Data provided —

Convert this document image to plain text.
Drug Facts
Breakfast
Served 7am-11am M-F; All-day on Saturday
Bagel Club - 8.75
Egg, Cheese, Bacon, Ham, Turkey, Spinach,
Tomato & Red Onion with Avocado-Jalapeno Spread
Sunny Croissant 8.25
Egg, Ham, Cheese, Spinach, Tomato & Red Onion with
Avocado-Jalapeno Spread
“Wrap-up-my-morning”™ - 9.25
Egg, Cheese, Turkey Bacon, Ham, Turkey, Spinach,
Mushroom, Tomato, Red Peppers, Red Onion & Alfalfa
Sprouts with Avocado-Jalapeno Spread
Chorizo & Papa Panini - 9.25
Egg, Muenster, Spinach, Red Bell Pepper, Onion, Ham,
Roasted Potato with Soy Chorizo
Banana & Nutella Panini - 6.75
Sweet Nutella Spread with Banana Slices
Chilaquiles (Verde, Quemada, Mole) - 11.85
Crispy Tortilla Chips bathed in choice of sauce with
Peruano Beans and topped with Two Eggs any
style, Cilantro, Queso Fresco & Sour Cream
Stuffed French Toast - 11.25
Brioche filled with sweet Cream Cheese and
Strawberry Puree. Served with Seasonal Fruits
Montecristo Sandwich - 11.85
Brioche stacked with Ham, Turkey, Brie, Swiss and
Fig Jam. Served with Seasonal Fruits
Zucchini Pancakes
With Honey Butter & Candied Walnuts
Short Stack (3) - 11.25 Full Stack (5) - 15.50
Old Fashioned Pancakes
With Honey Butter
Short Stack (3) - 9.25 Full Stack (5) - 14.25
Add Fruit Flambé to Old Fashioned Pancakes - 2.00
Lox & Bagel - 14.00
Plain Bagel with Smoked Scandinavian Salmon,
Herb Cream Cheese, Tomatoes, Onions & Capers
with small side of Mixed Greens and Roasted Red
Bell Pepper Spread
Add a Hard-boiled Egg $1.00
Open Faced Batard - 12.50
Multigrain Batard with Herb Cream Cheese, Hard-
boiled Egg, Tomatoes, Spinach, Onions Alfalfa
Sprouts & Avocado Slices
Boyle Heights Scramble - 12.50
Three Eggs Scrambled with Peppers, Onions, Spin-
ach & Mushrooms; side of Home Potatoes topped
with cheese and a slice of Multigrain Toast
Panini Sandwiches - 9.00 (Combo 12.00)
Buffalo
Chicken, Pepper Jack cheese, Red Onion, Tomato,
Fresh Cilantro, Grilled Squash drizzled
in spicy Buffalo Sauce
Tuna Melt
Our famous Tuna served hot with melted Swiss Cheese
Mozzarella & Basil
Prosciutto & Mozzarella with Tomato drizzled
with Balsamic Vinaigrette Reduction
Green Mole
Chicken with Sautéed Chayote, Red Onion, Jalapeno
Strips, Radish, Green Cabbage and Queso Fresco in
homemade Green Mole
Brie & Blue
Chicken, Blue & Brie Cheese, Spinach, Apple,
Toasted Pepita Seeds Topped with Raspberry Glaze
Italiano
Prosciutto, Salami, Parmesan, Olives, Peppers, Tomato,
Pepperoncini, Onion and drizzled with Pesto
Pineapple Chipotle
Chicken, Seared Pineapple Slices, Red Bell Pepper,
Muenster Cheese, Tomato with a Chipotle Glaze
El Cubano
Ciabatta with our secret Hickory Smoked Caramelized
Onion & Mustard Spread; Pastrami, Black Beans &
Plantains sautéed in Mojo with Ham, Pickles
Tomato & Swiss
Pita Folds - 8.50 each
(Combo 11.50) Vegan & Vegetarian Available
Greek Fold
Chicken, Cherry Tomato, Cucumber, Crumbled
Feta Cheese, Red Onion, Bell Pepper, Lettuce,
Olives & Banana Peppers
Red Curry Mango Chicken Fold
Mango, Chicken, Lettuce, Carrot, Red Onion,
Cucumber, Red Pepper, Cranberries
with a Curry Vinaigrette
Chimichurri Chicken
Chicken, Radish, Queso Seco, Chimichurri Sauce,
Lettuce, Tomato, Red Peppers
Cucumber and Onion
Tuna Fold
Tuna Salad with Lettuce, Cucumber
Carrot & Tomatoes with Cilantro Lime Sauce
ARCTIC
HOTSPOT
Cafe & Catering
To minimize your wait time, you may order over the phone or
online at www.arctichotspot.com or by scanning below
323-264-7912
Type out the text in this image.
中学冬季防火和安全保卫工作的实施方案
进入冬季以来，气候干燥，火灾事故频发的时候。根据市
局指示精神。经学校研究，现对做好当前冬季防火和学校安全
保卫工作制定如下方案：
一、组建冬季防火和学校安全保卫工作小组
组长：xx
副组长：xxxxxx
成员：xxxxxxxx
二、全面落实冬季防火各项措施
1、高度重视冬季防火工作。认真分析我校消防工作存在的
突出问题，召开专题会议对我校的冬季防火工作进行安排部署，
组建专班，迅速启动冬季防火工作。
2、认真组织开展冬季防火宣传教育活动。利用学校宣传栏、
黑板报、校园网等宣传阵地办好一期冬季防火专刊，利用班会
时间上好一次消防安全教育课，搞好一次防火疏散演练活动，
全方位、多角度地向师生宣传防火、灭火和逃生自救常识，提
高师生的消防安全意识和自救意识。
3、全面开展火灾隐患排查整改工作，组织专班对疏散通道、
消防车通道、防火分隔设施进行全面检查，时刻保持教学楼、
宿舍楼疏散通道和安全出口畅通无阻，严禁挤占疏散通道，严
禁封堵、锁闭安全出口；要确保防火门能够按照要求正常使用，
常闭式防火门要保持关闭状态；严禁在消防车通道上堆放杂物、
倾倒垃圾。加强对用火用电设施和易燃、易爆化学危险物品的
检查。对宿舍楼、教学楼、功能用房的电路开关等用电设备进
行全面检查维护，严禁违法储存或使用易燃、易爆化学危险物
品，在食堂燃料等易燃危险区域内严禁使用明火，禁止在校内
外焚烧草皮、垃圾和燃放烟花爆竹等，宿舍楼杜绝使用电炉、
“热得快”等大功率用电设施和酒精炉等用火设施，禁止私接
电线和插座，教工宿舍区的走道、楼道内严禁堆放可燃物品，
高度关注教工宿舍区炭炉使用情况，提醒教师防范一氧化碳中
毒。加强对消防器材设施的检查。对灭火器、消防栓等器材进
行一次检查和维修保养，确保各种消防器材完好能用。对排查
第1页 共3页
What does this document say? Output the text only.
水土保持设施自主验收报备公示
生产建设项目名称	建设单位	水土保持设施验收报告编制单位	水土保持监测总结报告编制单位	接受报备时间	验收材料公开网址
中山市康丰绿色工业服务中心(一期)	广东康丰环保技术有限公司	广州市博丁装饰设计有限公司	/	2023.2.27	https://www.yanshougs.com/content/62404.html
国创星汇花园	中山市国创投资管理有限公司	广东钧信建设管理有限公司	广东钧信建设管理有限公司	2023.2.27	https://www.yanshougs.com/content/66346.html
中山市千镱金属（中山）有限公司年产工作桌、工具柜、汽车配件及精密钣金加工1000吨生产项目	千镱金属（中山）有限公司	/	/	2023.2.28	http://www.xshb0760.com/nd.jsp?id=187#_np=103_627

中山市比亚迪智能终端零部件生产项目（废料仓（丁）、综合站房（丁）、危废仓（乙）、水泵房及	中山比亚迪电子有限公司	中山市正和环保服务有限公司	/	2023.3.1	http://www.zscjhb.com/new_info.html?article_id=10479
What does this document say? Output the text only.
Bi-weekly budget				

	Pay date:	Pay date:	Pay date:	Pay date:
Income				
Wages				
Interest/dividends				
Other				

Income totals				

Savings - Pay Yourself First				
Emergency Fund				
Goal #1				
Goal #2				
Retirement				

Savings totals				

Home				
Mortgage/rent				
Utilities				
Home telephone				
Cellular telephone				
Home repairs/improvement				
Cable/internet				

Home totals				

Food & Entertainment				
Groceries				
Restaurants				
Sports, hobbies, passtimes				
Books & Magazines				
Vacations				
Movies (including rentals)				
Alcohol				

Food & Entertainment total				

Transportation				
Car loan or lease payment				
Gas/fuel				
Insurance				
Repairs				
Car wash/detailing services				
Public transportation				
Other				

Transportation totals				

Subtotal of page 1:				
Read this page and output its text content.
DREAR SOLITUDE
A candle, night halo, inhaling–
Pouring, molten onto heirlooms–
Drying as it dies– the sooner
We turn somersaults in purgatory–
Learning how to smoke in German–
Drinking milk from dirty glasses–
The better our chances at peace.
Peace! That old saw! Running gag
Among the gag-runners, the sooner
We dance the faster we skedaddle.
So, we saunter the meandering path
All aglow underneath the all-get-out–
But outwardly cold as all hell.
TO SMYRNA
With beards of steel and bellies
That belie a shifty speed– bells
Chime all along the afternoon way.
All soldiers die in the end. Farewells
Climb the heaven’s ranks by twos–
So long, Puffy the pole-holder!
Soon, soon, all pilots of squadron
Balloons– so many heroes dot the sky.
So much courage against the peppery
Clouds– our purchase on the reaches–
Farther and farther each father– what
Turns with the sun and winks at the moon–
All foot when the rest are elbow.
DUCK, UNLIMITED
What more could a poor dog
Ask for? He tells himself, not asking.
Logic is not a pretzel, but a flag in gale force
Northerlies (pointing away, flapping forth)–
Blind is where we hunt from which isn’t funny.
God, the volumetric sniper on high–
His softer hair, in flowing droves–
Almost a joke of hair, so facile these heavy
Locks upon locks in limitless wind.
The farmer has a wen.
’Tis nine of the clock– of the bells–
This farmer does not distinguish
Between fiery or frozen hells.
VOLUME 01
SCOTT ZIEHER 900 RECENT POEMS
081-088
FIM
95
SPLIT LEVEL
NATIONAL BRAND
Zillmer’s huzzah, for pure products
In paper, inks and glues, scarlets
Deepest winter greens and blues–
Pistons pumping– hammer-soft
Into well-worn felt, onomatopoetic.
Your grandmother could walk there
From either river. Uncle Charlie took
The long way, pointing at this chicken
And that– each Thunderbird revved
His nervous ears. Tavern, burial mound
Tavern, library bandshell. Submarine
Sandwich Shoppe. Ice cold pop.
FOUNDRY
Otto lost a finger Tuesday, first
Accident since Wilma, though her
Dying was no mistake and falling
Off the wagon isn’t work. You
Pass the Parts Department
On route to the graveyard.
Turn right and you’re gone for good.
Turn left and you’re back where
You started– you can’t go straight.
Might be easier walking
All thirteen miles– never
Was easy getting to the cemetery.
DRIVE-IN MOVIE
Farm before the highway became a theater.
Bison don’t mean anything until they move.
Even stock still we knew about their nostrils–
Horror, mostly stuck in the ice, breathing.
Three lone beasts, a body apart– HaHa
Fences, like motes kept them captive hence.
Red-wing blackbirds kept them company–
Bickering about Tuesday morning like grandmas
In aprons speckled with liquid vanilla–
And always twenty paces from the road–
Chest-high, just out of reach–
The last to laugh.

Your task — Lines that include the word "where" are to be extracted from the data above.

Exercise result —
Blind is where we hunt from which isn’t funny.
Turn left and you’re back where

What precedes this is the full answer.